Rewrite the listing below with every "Sora Templates" swapped for "Deep Blog Staff", keeping everything else the same.

○ ○ ○ ○ ○

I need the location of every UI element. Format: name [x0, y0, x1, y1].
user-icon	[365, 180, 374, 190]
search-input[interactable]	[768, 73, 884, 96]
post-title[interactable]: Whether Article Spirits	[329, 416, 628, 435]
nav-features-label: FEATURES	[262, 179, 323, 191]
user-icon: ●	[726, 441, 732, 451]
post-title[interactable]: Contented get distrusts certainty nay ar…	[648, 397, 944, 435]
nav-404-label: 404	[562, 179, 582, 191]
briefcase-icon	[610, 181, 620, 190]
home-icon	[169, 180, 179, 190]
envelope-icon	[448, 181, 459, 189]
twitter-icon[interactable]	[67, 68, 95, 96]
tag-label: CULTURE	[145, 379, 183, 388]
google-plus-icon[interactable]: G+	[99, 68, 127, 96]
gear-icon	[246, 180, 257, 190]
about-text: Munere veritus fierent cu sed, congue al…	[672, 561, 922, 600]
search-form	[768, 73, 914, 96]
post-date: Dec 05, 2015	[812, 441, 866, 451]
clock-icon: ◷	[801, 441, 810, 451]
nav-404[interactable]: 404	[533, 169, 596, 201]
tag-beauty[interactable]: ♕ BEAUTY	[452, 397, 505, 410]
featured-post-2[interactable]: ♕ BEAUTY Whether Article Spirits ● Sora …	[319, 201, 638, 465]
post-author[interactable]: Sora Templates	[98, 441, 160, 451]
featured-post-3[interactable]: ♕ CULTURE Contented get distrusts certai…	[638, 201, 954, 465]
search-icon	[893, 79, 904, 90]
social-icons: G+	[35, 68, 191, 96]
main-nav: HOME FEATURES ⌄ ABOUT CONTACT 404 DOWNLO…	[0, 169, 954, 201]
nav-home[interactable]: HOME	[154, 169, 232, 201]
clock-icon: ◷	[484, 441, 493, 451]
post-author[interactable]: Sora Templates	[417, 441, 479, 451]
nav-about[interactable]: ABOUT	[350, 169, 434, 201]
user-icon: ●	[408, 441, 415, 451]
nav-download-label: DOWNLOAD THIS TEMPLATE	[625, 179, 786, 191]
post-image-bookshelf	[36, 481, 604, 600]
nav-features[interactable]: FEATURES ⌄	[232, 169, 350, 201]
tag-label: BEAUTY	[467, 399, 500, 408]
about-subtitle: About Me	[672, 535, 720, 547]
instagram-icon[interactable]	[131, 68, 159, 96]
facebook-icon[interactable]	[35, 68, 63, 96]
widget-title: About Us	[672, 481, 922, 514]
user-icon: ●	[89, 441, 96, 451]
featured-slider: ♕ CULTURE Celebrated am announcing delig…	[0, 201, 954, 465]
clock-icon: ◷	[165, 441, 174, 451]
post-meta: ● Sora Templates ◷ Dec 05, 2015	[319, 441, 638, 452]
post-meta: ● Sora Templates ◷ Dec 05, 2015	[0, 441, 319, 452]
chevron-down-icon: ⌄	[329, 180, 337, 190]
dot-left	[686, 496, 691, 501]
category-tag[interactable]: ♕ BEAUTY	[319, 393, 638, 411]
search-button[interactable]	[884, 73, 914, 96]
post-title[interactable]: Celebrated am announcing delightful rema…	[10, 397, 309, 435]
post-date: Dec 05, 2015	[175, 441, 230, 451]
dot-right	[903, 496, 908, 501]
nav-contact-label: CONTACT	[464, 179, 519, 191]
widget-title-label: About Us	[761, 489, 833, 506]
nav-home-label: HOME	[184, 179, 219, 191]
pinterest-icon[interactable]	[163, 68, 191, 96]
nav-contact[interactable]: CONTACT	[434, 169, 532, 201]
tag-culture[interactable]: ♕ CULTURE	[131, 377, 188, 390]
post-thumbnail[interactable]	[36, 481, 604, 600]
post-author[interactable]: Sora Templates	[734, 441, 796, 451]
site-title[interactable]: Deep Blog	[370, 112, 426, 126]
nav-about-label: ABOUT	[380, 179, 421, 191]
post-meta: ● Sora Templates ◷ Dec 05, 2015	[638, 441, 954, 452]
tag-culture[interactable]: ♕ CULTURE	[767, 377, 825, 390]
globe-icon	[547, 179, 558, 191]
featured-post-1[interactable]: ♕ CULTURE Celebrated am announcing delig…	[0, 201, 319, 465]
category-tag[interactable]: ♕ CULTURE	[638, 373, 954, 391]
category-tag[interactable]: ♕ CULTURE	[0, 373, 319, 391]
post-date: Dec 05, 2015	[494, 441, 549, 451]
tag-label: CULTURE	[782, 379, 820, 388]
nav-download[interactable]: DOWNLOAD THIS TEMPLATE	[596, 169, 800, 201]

○ ○ ○ ○ ○

## Answer to this task
I need the location of every UI element. Format: name [x0, y0, x1, y1].
user-icon	[365, 180, 374, 190]
search-input[interactable]	[768, 73, 884, 96]
post-title[interactable]: Whether Article Spirits	[329, 416, 628, 435]
nav-features-label: FEATURES	[262, 179, 323, 191]
user-icon: ●	[726, 441, 732, 451]
post-title[interactable]: Contented get distrusts certainty nay ar…	[648, 397, 944, 435]
nav-404-label: 404	[562, 179, 582, 191]
briefcase-icon	[610, 181, 620, 190]
home-icon	[169, 180, 179, 190]
envelope-icon	[448, 181, 459, 189]
twitter-icon[interactable]	[67, 68, 95, 96]
tag-label: CULTURE	[145, 379, 183, 388]
google-plus-icon[interactable]: G+	[99, 68, 127, 96]
gear-icon	[246, 180, 257, 190]
about-text: Munere veritus fierent cu sed, congue al…	[672, 561, 922, 600]
search-form	[768, 73, 914, 96]
post-date: Dec 05, 2015	[812, 441, 866, 451]
clock-icon: ◷	[801, 441, 810, 451]
nav-404[interactable]: 404	[533, 169, 596, 201]
tag-beauty[interactable]: ♕ BEAUTY	[452, 397, 505, 410]
featured-post-2[interactable]: ♕ BEAUTY Whether Article Spirits ● Sora …	[319, 201, 638, 465]
post-author[interactable]: Deep Blog Staff	[98, 441, 160, 451]
featured-post-3[interactable]: ♕ CULTURE Contented get distrusts certai…	[638, 201, 954, 465]
search-icon	[893, 79, 904, 90]
social-icons: G+	[35, 68, 191, 96]
main-nav: HOME FEATURES ⌄ ABOUT CONTACT 404 DOWNLO…	[0, 169, 954, 201]
nav-home[interactable]: HOME	[154, 169, 232, 201]
clock-icon: ◷	[484, 441, 493, 451]
post-author[interactable]: Deep Blog Staff	[417, 441, 479, 451]
nav-about[interactable]: ABOUT	[350, 169, 434, 201]
user-icon: ●	[408, 441, 415, 451]
nav-download-label: DOWNLOAD THIS TEMPLATE	[625, 179, 786, 191]
post-image-bookshelf	[36, 481, 604, 600]
nav-features[interactable]: FEATURES ⌄	[232, 169, 350, 201]
tag-label: BEAUTY	[467, 399, 500, 408]
about-subtitle: About Me	[672, 535, 720, 547]
instagram-icon[interactable]	[131, 68, 159, 96]
facebook-icon[interactable]	[35, 68, 63, 96]
widget-title: About Us	[672, 481, 922, 514]
user-icon: ●	[89, 441, 96, 451]
featured-slider: ♕ CULTURE Celebrated am announcing delig…	[0, 201, 954, 465]
clock-icon: ◷	[165, 441, 174, 451]
post-meta: ● Deep Blog Staff ◷ Dec 05, 2015	[319, 441, 638, 452]
post-meta: ● Deep Blog Staff ◷ Dec 05, 2015	[0, 441, 319, 452]
chevron-down-icon: ⌄	[329, 180, 337, 190]
dot-left	[686, 496, 691, 501]
category-tag[interactable]: ♕ BEAUTY	[319, 393, 638, 411]
search-button[interactable]	[884, 73, 914, 96]
post-title[interactable]: Celebrated am announcing delightful rema…	[10, 397, 309, 435]
post-date: Dec 05, 2015	[175, 441, 230, 451]
dot-right	[903, 496, 908, 501]
nav-contact-label: CONTACT	[464, 179, 519, 191]
widget-title-label: About Us	[761, 489, 833, 506]
nav-home-label: HOME	[184, 179, 219, 191]
pinterest-icon[interactable]	[163, 68, 191, 96]
nav-contact[interactable]: CONTACT	[434, 169, 532, 201]
tag-culture[interactable]: ♕ CULTURE	[131, 377, 188, 390]
post-thumbnail[interactable]	[36, 481, 604, 600]
post-author[interactable]: Deep Blog Staff	[734, 441, 796, 451]
site-title[interactable]: Deep Blog	[370, 112, 426, 126]
nav-about-label: ABOUT	[380, 179, 421, 191]
post-meta: ● Deep Blog Staff ◷ Dec 05, 2015	[638, 441, 954, 452]
tag-culture[interactable]: ♕ CULTURE	[767, 377, 825, 390]
globe-icon	[547, 179, 558, 191]
featured-post-1[interactable]: ♕ CULTURE Celebrated am announcing delig…	[0, 201, 319, 465]
category-tag[interactable]: ♕ CULTURE	[638, 373, 954, 391]
category-tag[interactable]: ♕ CULTURE	[0, 373, 319, 391]
post-date: Dec 05, 2015	[494, 441, 549, 451]
tag-label: CULTURE	[782, 379, 820, 388]
nav-download[interactable]: DOWNLOAD THIS TEMPLATE	[596, 169, 800, 201]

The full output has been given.